## Objective
Write the material out again in full, exactly.

## Provided data
☆ ☆ ☆

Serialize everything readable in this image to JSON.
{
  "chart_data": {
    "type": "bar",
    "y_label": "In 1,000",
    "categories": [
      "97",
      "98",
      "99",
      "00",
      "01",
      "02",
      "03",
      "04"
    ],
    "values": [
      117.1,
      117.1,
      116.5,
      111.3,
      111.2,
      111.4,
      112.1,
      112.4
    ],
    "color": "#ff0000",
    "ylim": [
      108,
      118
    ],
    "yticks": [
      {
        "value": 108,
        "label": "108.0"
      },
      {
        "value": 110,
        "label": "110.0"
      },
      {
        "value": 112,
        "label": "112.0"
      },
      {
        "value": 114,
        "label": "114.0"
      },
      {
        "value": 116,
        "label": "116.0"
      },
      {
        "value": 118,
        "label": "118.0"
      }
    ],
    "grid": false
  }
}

☆ ☆ ☆

## Right answer
Serialize everything readable in this image to JSON.
{
  "chart_data": {
    "type": "bar",
    "y_label": "In 1,000",
    "categories": [
      "97",
      "98",
      "99",
      "00",
      "01",
      "02",
      "03",
      "04"
    ],
    "values": [
      117.1,
      117.1,
      116.5,
      111.3,
      111.2,
      111.4,
      112.1,
      112.4
    ],
    "color": "#ff0000",
    "ylim": [
      108,
      118
    ],
    "yticks": [
      {
        "value": 108,
        "label": "108.0"
      },
      {
        "value": 110,
        "label": "110.0"
      },
      {
        "value": 112,
        "label": "112.0"
      },
      {
        "value": 114,
        "label": "114.0"
      },
      {
        "value": 116,
        "label": "116.0"
      },
      {
        "value": 118,
        "label": "118.0"
      }
    ],
    "grid": false
  }
}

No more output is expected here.